== Written instruction ==
Your task is to transcribe the data in full.

Extracts from a graphics dataset
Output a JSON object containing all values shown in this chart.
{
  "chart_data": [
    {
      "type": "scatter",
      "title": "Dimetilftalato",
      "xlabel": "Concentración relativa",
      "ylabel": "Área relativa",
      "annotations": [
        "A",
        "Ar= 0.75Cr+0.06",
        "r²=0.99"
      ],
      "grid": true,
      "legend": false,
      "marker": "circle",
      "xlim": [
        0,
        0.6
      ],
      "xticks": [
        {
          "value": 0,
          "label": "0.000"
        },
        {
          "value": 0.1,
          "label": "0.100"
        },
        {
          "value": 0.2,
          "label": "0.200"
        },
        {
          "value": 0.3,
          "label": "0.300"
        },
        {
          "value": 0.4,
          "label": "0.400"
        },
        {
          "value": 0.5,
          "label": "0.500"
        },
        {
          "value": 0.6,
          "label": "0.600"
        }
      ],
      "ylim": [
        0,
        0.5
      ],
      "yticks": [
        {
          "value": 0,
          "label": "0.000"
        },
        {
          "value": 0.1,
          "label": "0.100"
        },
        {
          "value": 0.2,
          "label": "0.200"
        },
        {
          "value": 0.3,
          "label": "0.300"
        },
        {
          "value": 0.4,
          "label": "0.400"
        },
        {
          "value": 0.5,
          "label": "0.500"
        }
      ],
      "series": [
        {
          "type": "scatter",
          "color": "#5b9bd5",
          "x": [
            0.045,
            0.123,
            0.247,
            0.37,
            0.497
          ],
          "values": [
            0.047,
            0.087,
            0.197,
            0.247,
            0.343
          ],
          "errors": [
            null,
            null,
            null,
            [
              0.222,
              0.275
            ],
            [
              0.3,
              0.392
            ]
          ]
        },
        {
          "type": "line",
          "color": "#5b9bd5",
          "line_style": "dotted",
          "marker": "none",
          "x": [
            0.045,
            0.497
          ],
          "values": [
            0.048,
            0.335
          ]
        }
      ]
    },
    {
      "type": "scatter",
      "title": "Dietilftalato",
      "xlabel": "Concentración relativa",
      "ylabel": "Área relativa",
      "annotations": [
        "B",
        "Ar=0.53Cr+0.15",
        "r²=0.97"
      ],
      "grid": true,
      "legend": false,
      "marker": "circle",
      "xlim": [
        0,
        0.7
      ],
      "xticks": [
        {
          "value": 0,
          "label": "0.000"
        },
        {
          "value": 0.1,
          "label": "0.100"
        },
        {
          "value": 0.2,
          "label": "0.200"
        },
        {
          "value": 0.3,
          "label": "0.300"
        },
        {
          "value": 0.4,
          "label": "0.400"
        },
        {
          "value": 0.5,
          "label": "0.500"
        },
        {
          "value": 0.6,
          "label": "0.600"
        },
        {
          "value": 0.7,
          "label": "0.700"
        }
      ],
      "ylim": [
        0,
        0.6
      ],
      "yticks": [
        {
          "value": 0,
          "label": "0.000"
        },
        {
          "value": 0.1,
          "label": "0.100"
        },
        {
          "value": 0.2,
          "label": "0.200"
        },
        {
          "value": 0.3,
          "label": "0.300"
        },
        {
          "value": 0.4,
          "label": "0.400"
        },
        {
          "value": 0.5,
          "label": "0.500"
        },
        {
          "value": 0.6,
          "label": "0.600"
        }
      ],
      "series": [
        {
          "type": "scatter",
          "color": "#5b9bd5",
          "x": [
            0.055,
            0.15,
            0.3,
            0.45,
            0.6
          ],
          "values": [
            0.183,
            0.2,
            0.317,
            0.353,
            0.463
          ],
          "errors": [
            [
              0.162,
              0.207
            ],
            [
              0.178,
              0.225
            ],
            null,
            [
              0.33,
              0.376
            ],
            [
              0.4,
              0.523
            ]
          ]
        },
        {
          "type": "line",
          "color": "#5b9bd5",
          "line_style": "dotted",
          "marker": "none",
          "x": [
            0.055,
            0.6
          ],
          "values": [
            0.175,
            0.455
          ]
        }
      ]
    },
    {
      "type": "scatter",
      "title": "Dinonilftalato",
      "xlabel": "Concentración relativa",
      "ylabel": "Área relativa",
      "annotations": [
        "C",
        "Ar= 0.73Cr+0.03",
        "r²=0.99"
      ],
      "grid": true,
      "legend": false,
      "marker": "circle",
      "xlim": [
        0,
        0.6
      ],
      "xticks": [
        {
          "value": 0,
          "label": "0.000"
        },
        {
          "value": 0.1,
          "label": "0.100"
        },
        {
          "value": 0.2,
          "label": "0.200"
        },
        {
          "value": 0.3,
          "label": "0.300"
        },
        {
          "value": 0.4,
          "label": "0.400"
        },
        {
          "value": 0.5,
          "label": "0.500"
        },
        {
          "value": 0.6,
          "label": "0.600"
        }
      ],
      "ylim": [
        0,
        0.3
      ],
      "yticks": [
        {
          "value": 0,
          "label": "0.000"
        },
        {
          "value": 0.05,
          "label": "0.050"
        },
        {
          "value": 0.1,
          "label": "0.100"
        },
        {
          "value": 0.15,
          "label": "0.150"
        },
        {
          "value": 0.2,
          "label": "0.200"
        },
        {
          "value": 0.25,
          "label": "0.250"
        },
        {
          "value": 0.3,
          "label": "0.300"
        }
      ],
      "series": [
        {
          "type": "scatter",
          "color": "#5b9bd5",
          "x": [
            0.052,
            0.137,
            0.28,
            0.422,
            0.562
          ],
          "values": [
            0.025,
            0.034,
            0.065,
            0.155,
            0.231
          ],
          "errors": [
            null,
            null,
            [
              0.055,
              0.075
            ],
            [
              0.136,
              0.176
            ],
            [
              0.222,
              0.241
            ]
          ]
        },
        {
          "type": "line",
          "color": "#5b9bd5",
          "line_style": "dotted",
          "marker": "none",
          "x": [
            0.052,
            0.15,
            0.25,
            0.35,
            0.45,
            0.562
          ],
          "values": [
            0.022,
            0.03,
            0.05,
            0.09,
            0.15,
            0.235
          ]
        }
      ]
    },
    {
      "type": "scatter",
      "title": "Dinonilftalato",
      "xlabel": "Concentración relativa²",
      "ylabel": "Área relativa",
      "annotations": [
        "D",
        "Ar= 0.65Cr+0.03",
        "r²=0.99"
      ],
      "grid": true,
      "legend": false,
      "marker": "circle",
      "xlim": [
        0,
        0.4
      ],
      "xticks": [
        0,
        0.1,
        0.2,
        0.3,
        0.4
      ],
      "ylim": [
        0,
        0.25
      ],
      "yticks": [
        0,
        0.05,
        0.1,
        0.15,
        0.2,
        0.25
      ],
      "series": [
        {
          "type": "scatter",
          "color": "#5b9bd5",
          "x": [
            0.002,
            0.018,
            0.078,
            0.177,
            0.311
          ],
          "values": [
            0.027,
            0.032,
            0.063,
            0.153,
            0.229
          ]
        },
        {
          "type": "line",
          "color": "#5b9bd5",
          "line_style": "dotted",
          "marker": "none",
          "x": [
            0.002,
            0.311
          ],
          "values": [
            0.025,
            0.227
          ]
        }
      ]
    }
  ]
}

== Output of the exercise ==
Output a JSON object containing all values shown in this chart.
{
  "chart_data": [
    {
      "type": "scatter",
      "title": "Dimetilftalato",
      "xlabel": "Concentración relativa",
      "ylabel": "Área relativa",
      "annotations": [
        "A",
        "Ar= 0.75Cr+0.06",
        "r²=0.99"
      ],
      "grid": true,
      "legend": false,
      "marker": "circle",
      "xlim": [
        0,
        0.6
      ],
      "xticks": [
        {
          "value": 0,
          "label": "0.000"
        },
        {
          "value": 0.1,
          "label": "0.100"
        },
        {
          "value": 0.2,
          "label": "0.200"
        },
        {
          "value": 0.3,
          "label": "0.300"
        },
        {
          "value": 0.4,
          "label": "0.400"
        },
        {
          "value": 0.5,
          "label": "0.500"
        },
        {
          "value": 0.6,
          "label": "0.600"
        }
      ],
      "ylim": [
        0,
        0.5
      ],
      "yticks": [
        {
          "value": 0,
          "label": "0.000"
        },
        {
          "value": 0.1,
          "label": "0.100"
        },
        {
          "value": 0.2,
          "label": "0.200"
        },
        {
          "value": 0.3,
          "label": "0.300"
        },
        {
          "value": 0.4,
          "label": "0.400"
        },
        {
          "value": 0.5,
          "label": "0.500"
        }
      ],
      "series": [
        {
          "type": "scatter",
          "color": "#5b9bd5",
          "x": [
            0.045,
            0.123,
            0.247,
            0.37,
            0.497
          ],
          "values": [
            0.047,
            0.087,
            0.197,
            0.247,
            0.343
          ],
          "errors": [
            null,
            null,
            null,
            [
              0.222,
              0.275
            ],
            [
              0.3,
              0.392
            ]
          ]
        },
        {
          "type": "line",
          "color": "#5b9bd5",
          "line_style": "dotted",
          "marker": "none",
          "x": [
            0.045,
            0.497
          ],
          "values": [
            0.048,
            0.335
          ]
        }
      ]
    },
    {
      "type": "scatter",
      "title": "Dietilftalato",
      "xlabel": "Concentración relativa",
      "ylabel": "Área relativa",
      "annotations": [
        "B",
        "Ar=0.53Cr+0.15",
        "r²=0.97"
      ],
      "grid": true,
      "legend": false,
      "marker": "circle",
      "xlim": [
        0,
        0.7
      ],
      "xticks": [
        {
          "value": 0,
          "label": "0.000"
        },
        {
          "value": 0.1,
          "label": "0.100"
        },
        {
          "value": 0.2,
          "label": "0.200"
        },
        {
          "value": 0.3,
          "label": "0.300"
        },
        {
          "value": 0.4,
          "label": "0.400"
        },
        {
          "value": 0.5,
          "label": "0.500"
        },
        {
          "value": 0.6,
          "label": "0.600"
        },
        {
          "value": 0.7,
          "label": "0.700"
        }
      ],
      "ylim": [
        0,
        0.6
      ],
      "yticks": [
        {
          "value": 0,
          "label": "0.000"
        },
        {
          "value": 0.1,
          "label": "0.100"
        },
        {
          "value": 0.2,
          "label": "0.200"
        },
        {
          "value": 0.3,
          "label": "0.300"
        },
        {
          "value": 0.4,
          "label": "0.400"
        },
        {
          "value": 0.5,
          "label": "0.500"
        },
        {
          "value": 0.6,
          "label": "0.600"
        }
      ],
      "series": [
        {
          "type": "scatter",
          "color": "#5b9bd5",
          "x": [
            0.055,
            0.15,
            0.3,
            0.45,
            0.6
          ],
          "values": [
            0.183,
            0.2,
            0.317,
            0.353,
            0.463
          ],
          "errors": [
            [
              0.162,
              0.207
            ],
            [
              0.178,
              0.225
            ],
            null,
            [
              0.33,
              0.376
            ],
            [
              0.4,
              0.523
            ]
          ]
        },
        {
          "type": "line",
          "color": "#5b9bd5",
          "line_style": "dotted",
          "marker": "none",
          "x": [
            0.055,
            0.6
          ],
          "values": [
            0.175,
            0.455
          ]
        }
      ]
    },
    {
      "type": "scatter",
      "title": "Dinonilftalato",
      "xlabel": "Concentración relativa",
      "ylabel": "Área relativa",
      "annotations": [
        "C",
        "Ar= 0.73Cr+0.03",
        "r²=0.99"
      ],
      "grid": true,
      "legend": false,
      "marker": "circle",
      "xlim": [
        0,
        0.6
      ],
      "xticks": [
        {
          "value": 0,
          "label": "0.000"
        },
        {
          "value": 0.1,
          "label": "0.100"
        },
        {
          "value": 0.2,
          "label": "0.200"
        },
        {
          "value": 0.3,
          "label": "0.300"
        },
        {
          "value": 0.4,
          "label": "0.400"
        },
        {
          "value": 0.5,
          "label": "0.500"
        },
        {
          "value": 0.6,
          "label": "0.600"
        }
      ],
      "ylim": [
        0,
        0.3
      ],
      "yticks": [
        {
          "value": 0,
          "label": "0.000"
        },
        {
          "value": 0.05,
          "label": "0.050"
        },
        {
          "value": 0.1,
          "label": "0.100"
        },
        {
          "value": 0.15,
          "label": "0.150"
        },
        {
          "value": 0.2,
          "label": "0.200"
        },
        {
          "value": 0.25,
          "label": "0.250"
        },
        {
          "value": 0.3,
          "label": "0.300"
        }
      ],
      "series": [
        {
          "type": "scatter",
          "color": "#5b9bd5",
          "x": [
            0.052,
            0.137,
            0.28,
            0.422,
            0.562
          ],
          "values": [
            0.025,
            0.034,
            0.065,
            0.155,
            0.231
          ],
          "errors": [
            null,
            null,
            [
              0.055,
              0.075
            ],
            [
              0.136,
              0.176
            ],
            [
              0.222,
              0.241
            ]
          ]
        },
        {
          "type": "line",
          "color": "#5b9bd5",
          "line_style": "dotted",
          "marker": "none",
          "x": [
            0.052,
            0.15,
            0.25,
            0.35,
            0.45,
            0.562
          ],
          "values": [
            0.022,
            0.03,
            0.05,
            0.09,
            0.15,
            0.235
          ]
        }
      ]
    },
    {
      "type": "scatter",
      "title": "Dinonilftalato",
      "xlabel": "Concentración relativa²",
      "ylabel": "Área relativa",
      "annotations": [
        "D",
        "Ar= 0.65Cr+0.03",
        "r²=0.99"
      ],
      "grid": true,
      "legend": false,
      "marker": "circle",
      "xlim": [
        0,
        0.4
      ],
      "xticks": [
        0,
        0.1,
        0.2,
        0.3,
        0.4
      ],
      "ylim": [
        0,
        0.25
      ],
      "yticks": [
        0,
        0.05,
        0.1,
        0.15,
        0.2,
        0.25
      ],
      "series": [
        {
          "type": "scatter",
          "color": "#5b9bd5",
          "x": [
            0.002,
            0.018,
            0.078,
            0.177,
            0.311
          ],
          "values": [
            0.027,
            0.032,
            0.063,
            0.153,
            0.229
          ]
        },
        {
          "type": "line",
          "color": "#5b9bd5",
          "line_style": "dotted",
          "marker": "none",
          "x": [
            0.002,
            0.311
          ],
          "values": [
            0.025,
            0.227
          ]
        }
      ]
    }
  ]
}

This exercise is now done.